Short task:
Give the number of lines in the data that hold the word "JSON", and nothing else.
◆ ◆ ◆
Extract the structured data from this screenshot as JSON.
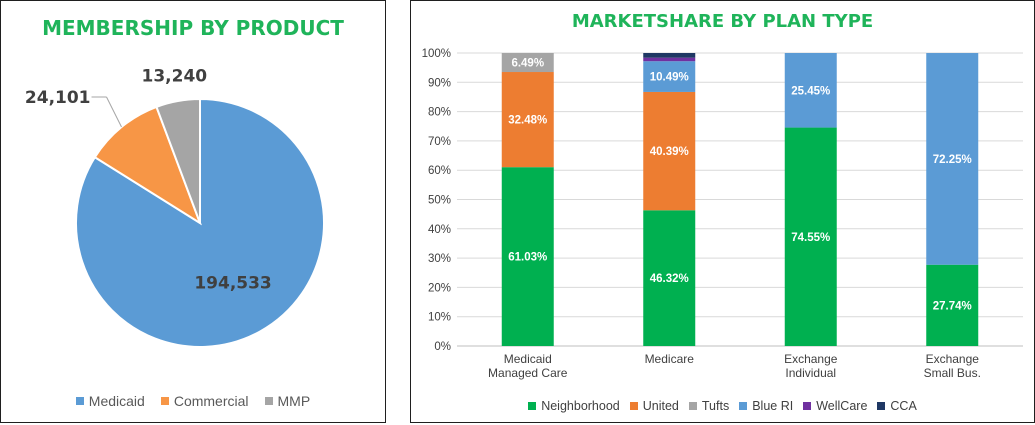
{
  "chart_data": [
    {
      "type": "pie",
      "title": "MEMBERSHIP BY PRODUCT",
      "categories": [
        "Medicaid",
        "Commercial",
        "MMP"
      ],
      "values": [
        194533,
        24101,
        13240
      ],
      "labels": [
        "194,533",
        "24,101",
        "13,240"
      ],
      "colors": [
        "#5b9bd5",
        "#f79646",
        "#a5a5a5"
      ],
      "legend_position": "bottom"
    },
    {
      "type": "bar",
      "stacked": true,
      "title": "MARKETSHARE BY PLAN TYPE",
      "categories": [
        [
          "Medicaid",
          "Managed Care"
        ],
        [
          "Medicare"
        ],
        [
          "Exchange",
          "Individual"
        ],
        [
          "Exchange",
          "Small Bus."
        ]
      ],
      "series": [
        {
          "name": "Neighborhood",
          "color": "#00b050",
          "values": [
            61.03,
            46.32,
            74.55,
            27.74
          ]
        },
        {
          "name": "United",
          "color": "#ed7d31",
          "values": [
            32.48,
            40.39,
            0,
            0
          ]
        },
        {
          "name": "Tufts",
          "color": "#a5a5a5",
          "values": [
            6.49,
            0,
            0,
            0
          ]
        },
        {
          "name": "Blue RI",
          "color": "#5b9bd5",
          "values": [
            0,
            10.49,
            25.45,
            72.25
          ]
        },
        {
          "name": "WellCare",
          "color": "#7030a0",
          "values": [
            0,
            1.2,
            0,
            0
          ]
        },
        {
          "name": "CCA",
          "color": "#1f3864",
          "values": [
            0,
            1.6,
            0,
            0
          ]
        }
      ],
      "data_labels": [
        [
          "61.03%",
          "46.32%",
          "74.55%",
          "27.74%"
        ],
        [
          "32.48%",
          "40.39%",
          "",
          ""
        ],
        [
          "6.49%",
          "",
          "",
          ""
        ],
        [
          "",
          "10.49%",
          "25.45%",
          "72.25%"
        ],
        [
          "",
          "",
          "",
          ""
        ],
        [
          "",
          "",
          "",
          ""
        ]
      ],
      "y_ticks": [
        "0%",
        "10%",
        "20%",
        "30%",
        "40%",
        "50%",
        "60%",
        "70%",
        "80%",
        "90%",
        "100%"
      ],
      "ylim": [
        0,
        100
      ],
      "grid": true,
      "legend_position": "bottom"
    }
  ]
}
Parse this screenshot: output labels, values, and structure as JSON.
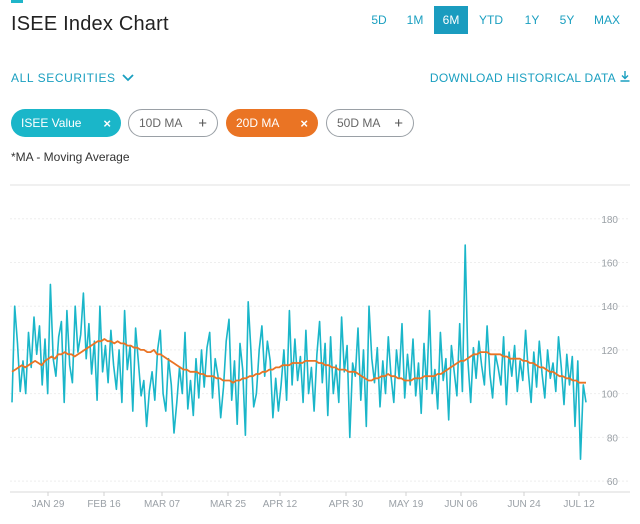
◆ ◆ ◆
Expected answer:
2